Problem statement
Records follow. Copy every line with "气候复杂多样".

The data
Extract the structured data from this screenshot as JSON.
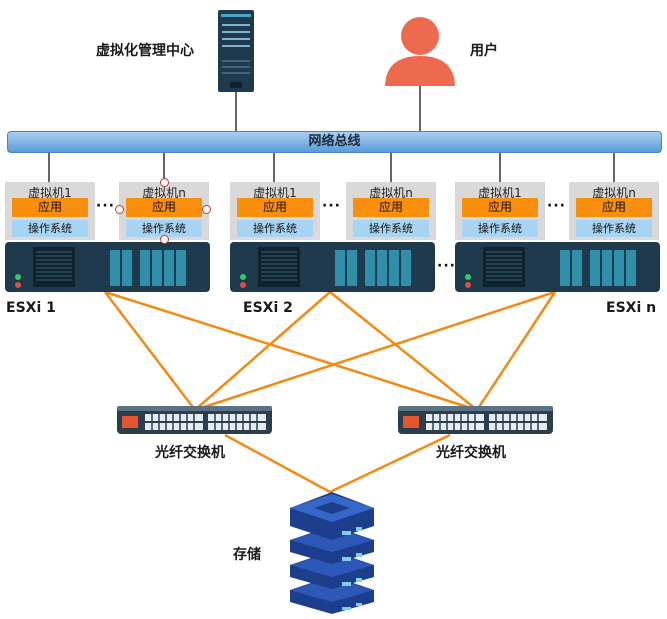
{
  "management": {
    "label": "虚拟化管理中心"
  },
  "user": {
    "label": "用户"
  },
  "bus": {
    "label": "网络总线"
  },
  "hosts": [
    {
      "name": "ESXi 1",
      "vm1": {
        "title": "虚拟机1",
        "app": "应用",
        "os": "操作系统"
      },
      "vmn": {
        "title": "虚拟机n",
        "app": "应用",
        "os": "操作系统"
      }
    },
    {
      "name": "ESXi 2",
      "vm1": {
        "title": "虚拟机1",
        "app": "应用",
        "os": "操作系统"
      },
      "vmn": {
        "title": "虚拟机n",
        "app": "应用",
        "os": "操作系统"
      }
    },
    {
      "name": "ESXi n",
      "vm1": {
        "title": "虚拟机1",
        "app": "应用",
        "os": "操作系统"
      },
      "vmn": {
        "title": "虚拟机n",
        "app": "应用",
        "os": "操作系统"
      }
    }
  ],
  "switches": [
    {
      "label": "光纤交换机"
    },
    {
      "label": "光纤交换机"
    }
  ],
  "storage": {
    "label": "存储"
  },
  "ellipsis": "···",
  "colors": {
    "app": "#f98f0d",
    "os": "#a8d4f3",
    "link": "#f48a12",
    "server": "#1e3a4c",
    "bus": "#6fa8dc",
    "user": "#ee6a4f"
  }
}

--

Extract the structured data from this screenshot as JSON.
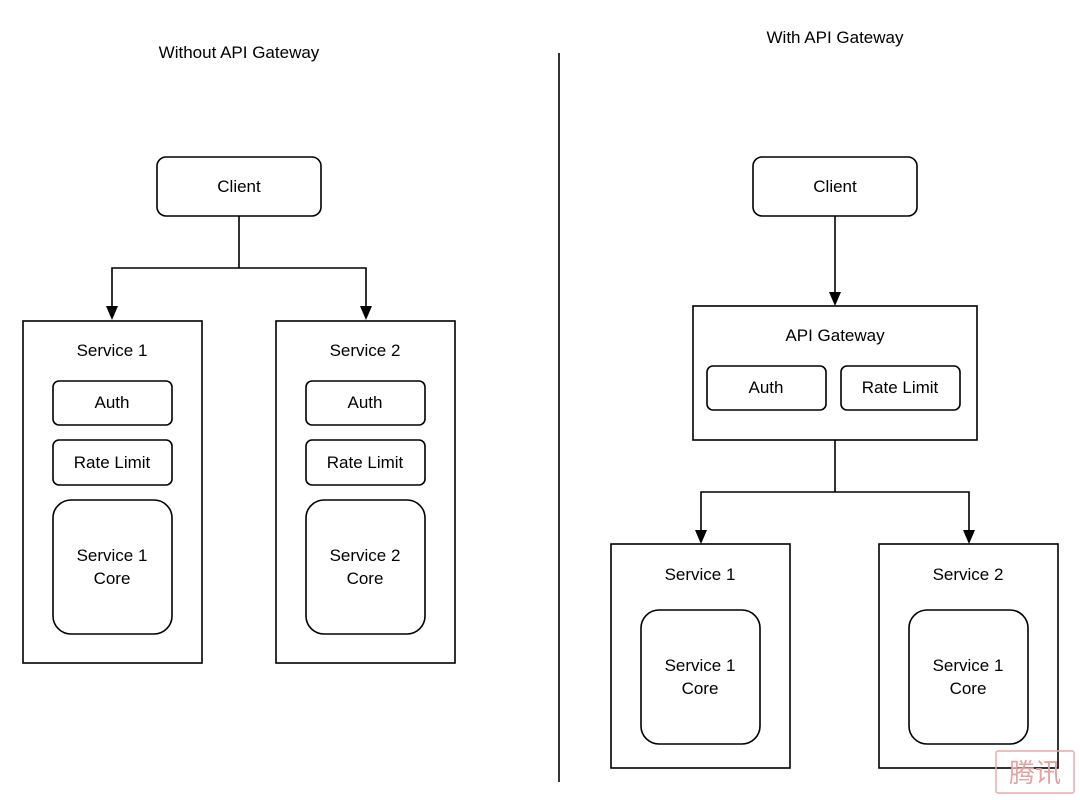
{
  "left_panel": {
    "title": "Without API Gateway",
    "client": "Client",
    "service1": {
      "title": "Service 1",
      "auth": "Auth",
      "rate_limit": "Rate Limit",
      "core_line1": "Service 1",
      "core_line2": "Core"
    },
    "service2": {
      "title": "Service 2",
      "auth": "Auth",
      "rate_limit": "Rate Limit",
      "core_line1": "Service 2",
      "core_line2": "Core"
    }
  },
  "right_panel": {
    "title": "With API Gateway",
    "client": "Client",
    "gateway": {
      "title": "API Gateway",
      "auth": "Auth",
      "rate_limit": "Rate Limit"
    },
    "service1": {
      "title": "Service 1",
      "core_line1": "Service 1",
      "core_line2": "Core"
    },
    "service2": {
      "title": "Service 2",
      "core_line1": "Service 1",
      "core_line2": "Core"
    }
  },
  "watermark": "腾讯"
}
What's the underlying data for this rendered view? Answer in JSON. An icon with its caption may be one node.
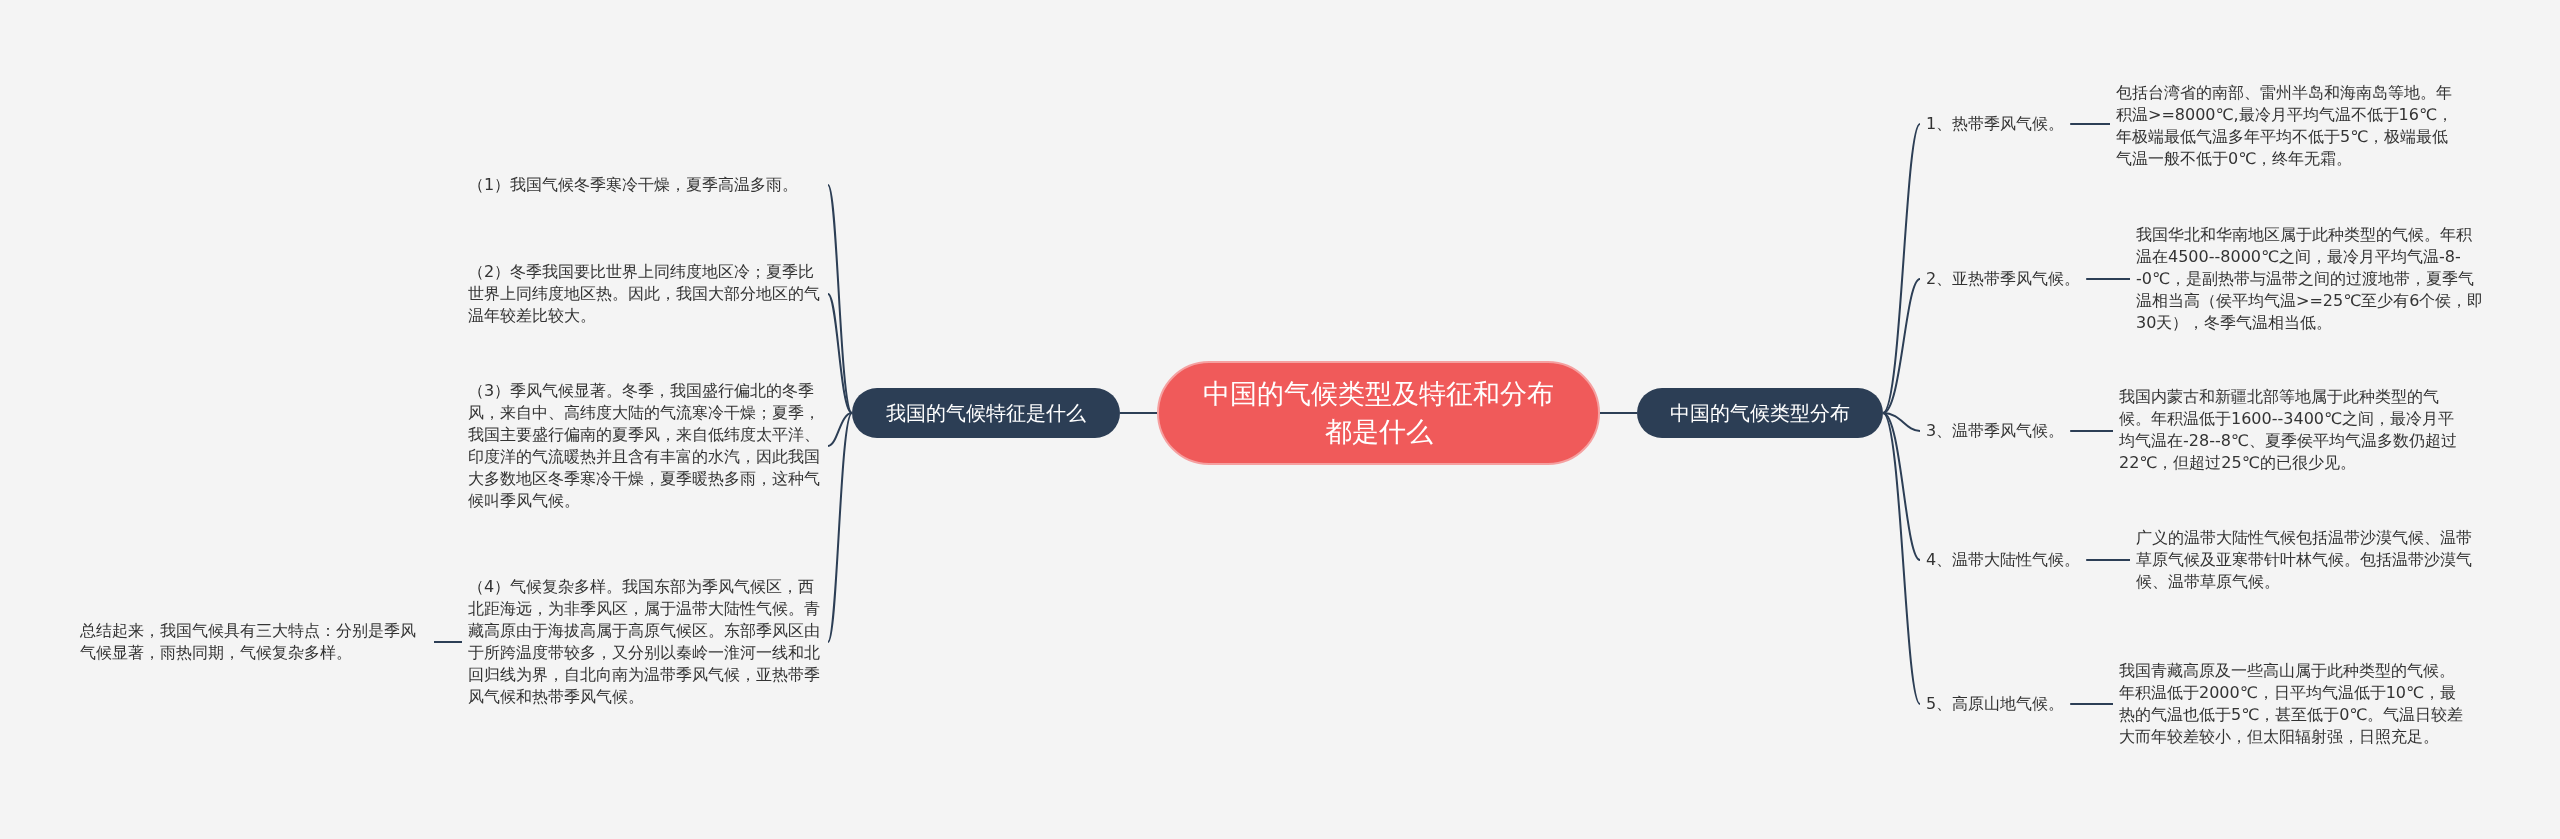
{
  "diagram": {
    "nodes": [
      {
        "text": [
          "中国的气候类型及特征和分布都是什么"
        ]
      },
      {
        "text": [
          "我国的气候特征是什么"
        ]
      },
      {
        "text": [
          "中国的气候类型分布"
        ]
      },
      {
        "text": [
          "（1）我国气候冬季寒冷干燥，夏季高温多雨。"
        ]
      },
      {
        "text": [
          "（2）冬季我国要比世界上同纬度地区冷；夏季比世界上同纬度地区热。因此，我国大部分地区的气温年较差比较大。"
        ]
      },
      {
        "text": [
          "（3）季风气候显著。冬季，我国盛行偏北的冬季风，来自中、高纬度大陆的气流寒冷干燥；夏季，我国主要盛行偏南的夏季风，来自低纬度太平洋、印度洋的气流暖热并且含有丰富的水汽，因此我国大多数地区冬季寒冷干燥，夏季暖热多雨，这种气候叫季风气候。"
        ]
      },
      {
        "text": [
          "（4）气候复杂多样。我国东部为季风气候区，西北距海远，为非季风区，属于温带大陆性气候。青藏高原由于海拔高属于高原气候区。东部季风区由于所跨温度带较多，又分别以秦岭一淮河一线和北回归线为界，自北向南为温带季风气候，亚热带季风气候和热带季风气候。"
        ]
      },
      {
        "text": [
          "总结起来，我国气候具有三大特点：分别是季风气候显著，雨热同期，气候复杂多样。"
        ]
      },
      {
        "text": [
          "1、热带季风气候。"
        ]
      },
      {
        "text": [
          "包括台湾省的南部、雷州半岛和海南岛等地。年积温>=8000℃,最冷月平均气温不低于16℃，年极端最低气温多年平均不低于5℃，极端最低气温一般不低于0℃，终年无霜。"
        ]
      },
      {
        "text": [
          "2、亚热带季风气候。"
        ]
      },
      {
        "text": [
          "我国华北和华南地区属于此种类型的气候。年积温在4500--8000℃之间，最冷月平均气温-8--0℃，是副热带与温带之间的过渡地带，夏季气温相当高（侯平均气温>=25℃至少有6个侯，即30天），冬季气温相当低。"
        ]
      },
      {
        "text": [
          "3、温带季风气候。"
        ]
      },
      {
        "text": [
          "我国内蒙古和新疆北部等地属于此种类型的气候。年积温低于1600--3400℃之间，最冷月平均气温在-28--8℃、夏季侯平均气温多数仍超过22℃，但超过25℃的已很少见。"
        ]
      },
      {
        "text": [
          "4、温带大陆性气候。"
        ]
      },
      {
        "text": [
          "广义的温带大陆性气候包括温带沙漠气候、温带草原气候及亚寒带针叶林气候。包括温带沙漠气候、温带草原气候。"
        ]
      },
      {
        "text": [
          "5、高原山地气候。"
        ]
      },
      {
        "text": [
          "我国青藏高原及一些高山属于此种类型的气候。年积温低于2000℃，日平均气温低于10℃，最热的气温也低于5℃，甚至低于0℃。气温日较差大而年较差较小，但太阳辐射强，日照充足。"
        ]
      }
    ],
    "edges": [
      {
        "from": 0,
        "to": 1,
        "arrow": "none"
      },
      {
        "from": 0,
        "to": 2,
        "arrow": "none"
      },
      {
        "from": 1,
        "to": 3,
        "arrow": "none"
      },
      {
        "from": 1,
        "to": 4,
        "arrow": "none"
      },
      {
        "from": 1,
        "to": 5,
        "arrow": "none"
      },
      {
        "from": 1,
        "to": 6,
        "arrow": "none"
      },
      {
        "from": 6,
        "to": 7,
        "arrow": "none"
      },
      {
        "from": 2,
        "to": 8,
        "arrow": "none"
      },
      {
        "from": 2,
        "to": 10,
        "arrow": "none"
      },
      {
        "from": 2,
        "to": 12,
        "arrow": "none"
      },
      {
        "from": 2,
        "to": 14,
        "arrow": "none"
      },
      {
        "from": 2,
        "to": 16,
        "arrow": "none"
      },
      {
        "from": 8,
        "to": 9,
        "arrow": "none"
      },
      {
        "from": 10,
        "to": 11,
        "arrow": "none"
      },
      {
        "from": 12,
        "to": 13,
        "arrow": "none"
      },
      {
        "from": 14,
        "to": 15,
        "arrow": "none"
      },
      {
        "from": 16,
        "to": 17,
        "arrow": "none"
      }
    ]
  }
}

Answer in full
          "（4）气候复杂多样。我国东部为季风气候区，西北距海远，为非季风区，属于温带大陆性气候。青藏高原由于海拔高属于高原气候区。东部季风区由于所跨温度带较多，又分别以秦岭一淮河一线和北回归线为界，自北向南为温带季风气候，亚热带季风气候和热带季风气候。"
          "总结起来，我国气候具有三大特点：分别是季风气候显著，雨热同期，气候复杂多样。"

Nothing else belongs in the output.